** Excerpted records **
#####

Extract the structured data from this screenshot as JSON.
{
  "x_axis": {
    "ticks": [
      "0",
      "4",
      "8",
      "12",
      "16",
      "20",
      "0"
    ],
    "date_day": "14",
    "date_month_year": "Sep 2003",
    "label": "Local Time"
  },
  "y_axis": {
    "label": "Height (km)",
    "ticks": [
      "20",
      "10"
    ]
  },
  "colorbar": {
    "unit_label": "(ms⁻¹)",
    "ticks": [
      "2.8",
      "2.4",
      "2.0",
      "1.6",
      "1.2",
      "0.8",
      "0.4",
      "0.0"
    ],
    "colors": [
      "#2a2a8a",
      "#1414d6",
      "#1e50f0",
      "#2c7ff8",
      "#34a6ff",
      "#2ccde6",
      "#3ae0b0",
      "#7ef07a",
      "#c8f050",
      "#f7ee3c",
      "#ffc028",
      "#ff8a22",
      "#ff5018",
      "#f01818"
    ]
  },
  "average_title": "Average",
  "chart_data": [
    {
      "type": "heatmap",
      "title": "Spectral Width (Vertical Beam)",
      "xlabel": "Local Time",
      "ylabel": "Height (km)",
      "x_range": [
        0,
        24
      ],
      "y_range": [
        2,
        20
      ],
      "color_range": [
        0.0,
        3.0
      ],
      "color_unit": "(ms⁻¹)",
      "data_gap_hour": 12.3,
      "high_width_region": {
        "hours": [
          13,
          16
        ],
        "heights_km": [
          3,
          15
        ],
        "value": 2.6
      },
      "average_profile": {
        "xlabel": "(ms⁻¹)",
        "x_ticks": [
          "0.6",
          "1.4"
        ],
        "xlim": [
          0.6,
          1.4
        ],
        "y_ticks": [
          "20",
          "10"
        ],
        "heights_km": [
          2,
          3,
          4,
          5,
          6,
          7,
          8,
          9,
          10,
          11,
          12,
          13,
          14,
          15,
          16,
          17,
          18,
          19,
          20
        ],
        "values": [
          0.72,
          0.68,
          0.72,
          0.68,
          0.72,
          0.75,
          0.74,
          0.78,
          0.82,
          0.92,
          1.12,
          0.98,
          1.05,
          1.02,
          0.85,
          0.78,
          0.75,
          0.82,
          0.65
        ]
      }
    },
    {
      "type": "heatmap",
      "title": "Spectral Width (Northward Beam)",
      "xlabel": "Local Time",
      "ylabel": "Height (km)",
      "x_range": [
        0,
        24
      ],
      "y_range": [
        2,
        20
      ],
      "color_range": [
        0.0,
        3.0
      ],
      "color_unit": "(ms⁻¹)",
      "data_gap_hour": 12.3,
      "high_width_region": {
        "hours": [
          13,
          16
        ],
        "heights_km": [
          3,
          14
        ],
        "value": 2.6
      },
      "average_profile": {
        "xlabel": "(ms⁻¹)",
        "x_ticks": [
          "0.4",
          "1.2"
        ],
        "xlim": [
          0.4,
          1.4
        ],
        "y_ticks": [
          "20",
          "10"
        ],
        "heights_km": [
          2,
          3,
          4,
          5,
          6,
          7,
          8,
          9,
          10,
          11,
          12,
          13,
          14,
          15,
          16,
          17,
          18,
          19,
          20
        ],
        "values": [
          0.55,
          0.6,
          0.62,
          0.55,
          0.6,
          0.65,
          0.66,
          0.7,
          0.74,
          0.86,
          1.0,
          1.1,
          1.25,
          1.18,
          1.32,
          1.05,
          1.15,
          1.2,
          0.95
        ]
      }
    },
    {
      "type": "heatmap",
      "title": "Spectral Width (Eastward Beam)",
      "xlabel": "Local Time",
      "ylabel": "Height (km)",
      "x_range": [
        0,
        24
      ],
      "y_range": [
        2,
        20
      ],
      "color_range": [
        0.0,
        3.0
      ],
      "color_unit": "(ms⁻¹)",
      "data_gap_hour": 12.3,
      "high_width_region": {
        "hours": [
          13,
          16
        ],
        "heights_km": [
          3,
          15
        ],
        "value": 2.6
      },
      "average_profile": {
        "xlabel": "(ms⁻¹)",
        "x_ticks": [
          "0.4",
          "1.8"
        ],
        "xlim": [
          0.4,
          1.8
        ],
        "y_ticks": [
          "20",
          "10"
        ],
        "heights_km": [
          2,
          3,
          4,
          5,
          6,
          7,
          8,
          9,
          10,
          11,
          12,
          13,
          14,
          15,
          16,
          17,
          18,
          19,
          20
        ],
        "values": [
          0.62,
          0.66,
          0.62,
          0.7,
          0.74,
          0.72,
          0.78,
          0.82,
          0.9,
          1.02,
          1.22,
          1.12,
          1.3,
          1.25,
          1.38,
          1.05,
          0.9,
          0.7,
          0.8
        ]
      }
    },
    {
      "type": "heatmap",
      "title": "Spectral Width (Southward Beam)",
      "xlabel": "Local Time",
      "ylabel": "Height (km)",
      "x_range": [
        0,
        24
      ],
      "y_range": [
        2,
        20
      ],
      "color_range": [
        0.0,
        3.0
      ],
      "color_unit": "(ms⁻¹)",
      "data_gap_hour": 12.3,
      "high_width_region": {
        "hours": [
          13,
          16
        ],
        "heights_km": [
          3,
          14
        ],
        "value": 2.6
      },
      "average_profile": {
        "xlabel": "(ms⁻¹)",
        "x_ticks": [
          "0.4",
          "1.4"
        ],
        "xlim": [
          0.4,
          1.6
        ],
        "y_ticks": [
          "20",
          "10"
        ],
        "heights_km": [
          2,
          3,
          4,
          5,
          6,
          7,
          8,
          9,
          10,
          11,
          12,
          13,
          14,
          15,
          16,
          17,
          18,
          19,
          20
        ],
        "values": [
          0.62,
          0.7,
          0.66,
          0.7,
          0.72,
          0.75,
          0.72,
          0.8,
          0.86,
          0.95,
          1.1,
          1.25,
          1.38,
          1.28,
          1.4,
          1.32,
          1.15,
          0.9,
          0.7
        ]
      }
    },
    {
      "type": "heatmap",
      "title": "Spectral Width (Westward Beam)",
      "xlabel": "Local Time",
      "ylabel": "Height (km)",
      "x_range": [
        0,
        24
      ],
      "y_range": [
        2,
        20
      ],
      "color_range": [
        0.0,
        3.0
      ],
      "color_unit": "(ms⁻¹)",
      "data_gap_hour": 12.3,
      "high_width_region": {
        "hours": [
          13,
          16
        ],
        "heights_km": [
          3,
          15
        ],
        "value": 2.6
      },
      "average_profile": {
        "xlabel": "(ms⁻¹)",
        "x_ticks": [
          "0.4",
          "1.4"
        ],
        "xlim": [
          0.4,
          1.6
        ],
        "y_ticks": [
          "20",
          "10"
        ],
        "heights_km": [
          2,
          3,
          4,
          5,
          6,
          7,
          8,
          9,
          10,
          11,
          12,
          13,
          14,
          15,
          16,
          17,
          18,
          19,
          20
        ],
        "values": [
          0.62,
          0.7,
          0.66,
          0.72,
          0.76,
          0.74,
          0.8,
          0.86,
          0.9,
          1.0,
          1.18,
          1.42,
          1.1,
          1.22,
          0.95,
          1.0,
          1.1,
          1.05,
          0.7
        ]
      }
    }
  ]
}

#####

All of the data shown above must be copied exactly.

** Answer to the exercise **
Extract the structured data from this screenshot as JSON.
{
  "x_axis": {
    "ticks": [
      "0",
      "4",
      "8",
      "12",
      "16",
      "20",
      "0"
    ],
    "date_day": "14",
    "date_month_year": "Sep 2003",
    "label": "Local Time"
  },
  "y_axis": {
    "label": "Height (km)",
    "ticks": [
      "20",
      "10"
    ]
  },
  "colorbar": {
    "unit_label": "(ms⁻¹)",
    "ticks": [
      "2.8",
      "2.4",
      "2.0",
      "1.6",
      "1.2",
      "0.8",
      "0.4",
      "0.0"
    ],
    "colors": [
      "#2a2a8a",
      "#1414d6",
      "#1e50f0",
      "#2c7ff8",
      "#34a6ff",
      "#2ccde6",
      "#3ae0b0",
      "#7ef07a",
      "#c8f050",
      "#f7ee3c",
      "#ffc028",
      "#ff8a22",
      "#ff5018",
      "#f01818"
    ]
  },
  "average_title": "Average",
  "chart_data": [
    {
      "type": "heatmap",
      "title": "Spectral Width (Vertical Beam)",
      "xlabel": "Local Time",
      "ylabel": "Height (km)",
      "x_range": [
        0,
        24
      ],
      "y_range": [
        2,
        20
      ],
      "color_range": [
        0.0,
        3.0
      ],
      "color_unit": "(ms⁻¹)",
      "data_gap_hour": 12.3,
      "high_width_region": {
        "hours": [
          13,
          16
        ],
        "heights_km": [
          3,
          15
        ],
        "value": 2.6
      },
      "average_profile": {
        "xlabel": "(ms⁻¹)",
        "x_ticks": [
          "0.6",
          "1.4"
        ],
        "xlim": [
          0.6,
          1.4
        ],
        "y_ticks": [
          "20",
          "10"
        ],
        "heights_km": [
          2,
          3,
          4,
          5,
          6,
          7,
          8,
          9,
          10,
          11,
          12,
          13,
          14,
          15,
          16,
          17,
          18,
          19,
          20
        ],
        "values": [
          0.72,
          0.68,
          0.72,
          0.68,
          0.72,
          0.75,
          0.74,
          0.78,
          0.82,
          0.92,
          1.12,
          0.98,
          1.05,
          1.02,
          0.85,
          0.78,
          0.75,
          0.82,
          0.65
        ]
      }
    },
    {
      "type": "heatmap",
      "title": "Spectral Width (Northward Beam)",
      "xlabel": "Local Time",
      "ylabel": "Height (km)",
      "x_range": [
        0,
        24
      ],
      "y_range": [
        2,
        20
      ],
      "color_range": [
        0.0,
        3.0
      ],
      "color_unit": "(ms⁻¹)",
      "data_gap_hour": 12.3,
      "high_width_region": {
        "hours": [
          13,
          16
        ],
        "heights_km": [
          3,
          14
        ],
        "value": 2.6
      },
      "average_profile": {
        "xlabel": "(ms⁻¹)",
        "x_ticks": [
          "0.4",
          "1.2"
        ],
        "xlim": [
          0.4,
          1.4
        ],
        "y_ticks": [
          "20",
          "10"
        ],
        "heights_km": [
          2,
          3,
          4,
          5,
          6,
          7,
          8,
          9,
          10,
          11,
          12,
          13,
          14,
          15,
          16,
          17,
          18,
          19,
          20
        ],
        "values": [
          0.55,
          0.6,
          0.62,
          0.55,
          0.6,
          0.65,
          0.66,
          0.7,
          0.74,
          0.86,
          1.0,
          1.1,
          1.25,
          1.18,
          1.32,
          1.05,
          1.15,
          1.2,
          0.95
        ]
      }
    },
    {
      "type": "heatmap",
      "title": "Spectral Width (Eastward Beam)",
      "xlabel": "Local Time",
      "ylabel": "Height (km)",
      "x_range": [
        0,
        24
      ],
      "y_range": [
        2,
        20
      ],
      "color_range": [
        0.0,
        3.0
      ],
      "color_unit": "(ms⁻¹)",
      "data_gap_hour": 12.3,
      "high_width_region": {
        "hours": [
          13,
          16
        ],
        "heights_km": [
          3,
          15
        ],
        "value": 2.6
      },
      "average_profile": {
        "xlabel": "(ms⁻¹)",
        "x_ticks": [
          "0.4",
          "1.8"
        ],
        "xlim": [
          0.4,
          1.8
        ],
        "y_ticks": [
          "20",
          "10"
        ],
        "heights_km": [
          2,
          3,
          4,
          5,
          6,
          7,
          8,
          9,
          10,
          11,
          12,
          13,
          14,
          15,
          16,
          17,
          18,
          19,
          20
        ],
        "values": [
          0.62,
          0.66,
          0.62,
          0.7,
          0.74,
          0.72,
          0.78,
          0.82,
          0.9,
          1.02,
          1.22,
          1.12,
          1.3,
          1.25,
          1.38,
          1.05,
          0.9,
          0.7,
          0.8
        ]
      }
    },
    {
      "type": "heatmap",
      "title": "Spectral Width (Southward Beam)",
      "xlabel": "Local Time",
      "ylabel": "Height (km)",
      "x_range": [
        0,
        24
      ],
      "y_range": [
        2,
        20
      ],
      "color_range": [
        0.0,
        3.0
      ],
      "color_unit": "(ms⁻¹)",
      "data_gap_hour": 12.3,
      "high_width_region": {
        "hours": [
          13,
          16
        ],
        "heights_km": [
          3,
          14
        ],
        "value": 2.6
      },
      "average_profile": {
        "xlabel": "(ms⁻¹)",
        "x_ticks": [
          "0.4",
          "1.4"
        ],
        "xlim": [
          0.4,
          1.6
        ],
        "y_ticks": [
          "20",
          "10"
        ],
        "heights_km": [
          2,
          3,
          4,
          5,
          6,
          7,
          8,
          9,
          10,
          11,
          12,
          13,
          14,
          15,
          16,
          17,
          18,
          19,
          20
        ],
        "values": [
          0.62,
          0.7,
          0.66,
          0.7,
          0.72,
          0.75,
          0.72,
          0.8,
          0.86,
          0.95,
          1.1,
          1.25,
          1.38,
          1.28,
          1.4,
          1.32,
          1.15,
          0.9,
          0.7
        ]
      }
    },
    {
      "type": "heatmap",
      "title": "Spectral Width (Westward Beam)",
      "xlabel": "Local Time",
      "ylabel": "Height (km)",
      "x_range": [
        0,
        24
      ],
      "y_range": [
        2,
        20
      ],
      "color_range": [
        0.0,
        3.0
      ],
      "color_unit": "(ms⁻¹)",
      "data_gap_hour": 12.3,
      "high_width_region": {
        "hours": [
          13,
          16
        ],
        "heights_km": [
          3,
          15
        ],
        "value": 2.6
      },
      "average_profile": {
        "xlabel": "(ms⁻¹)",
        "x_ticks": [
          "0.4",
          "1.4"
        ],
        "xlim": [
          0.4,
          1.6
        ],
        "y_ticks": [
          "20",
          "10"
        ],
        "heights_km": [
          2,
          3,
          4,
          5,
          6,
          7,
          8,
          9,
          10,
          11,
          12,
          13,
          14,
          15,
          16,
          17,
          18,
          19,
          20
        ],
        "values": [
          0.62,
          0.7,
          0.66,
          0.72,
          0.76,
          0.74,
          0.8,
          0.86,
          0.9,
          1.0,
          1.18,
          1.42,
          1.1,
          1.22,
          0.95,
          1.0,
          1.1,
          1.05,
          0.7
        ]
      }
    }
  ]
}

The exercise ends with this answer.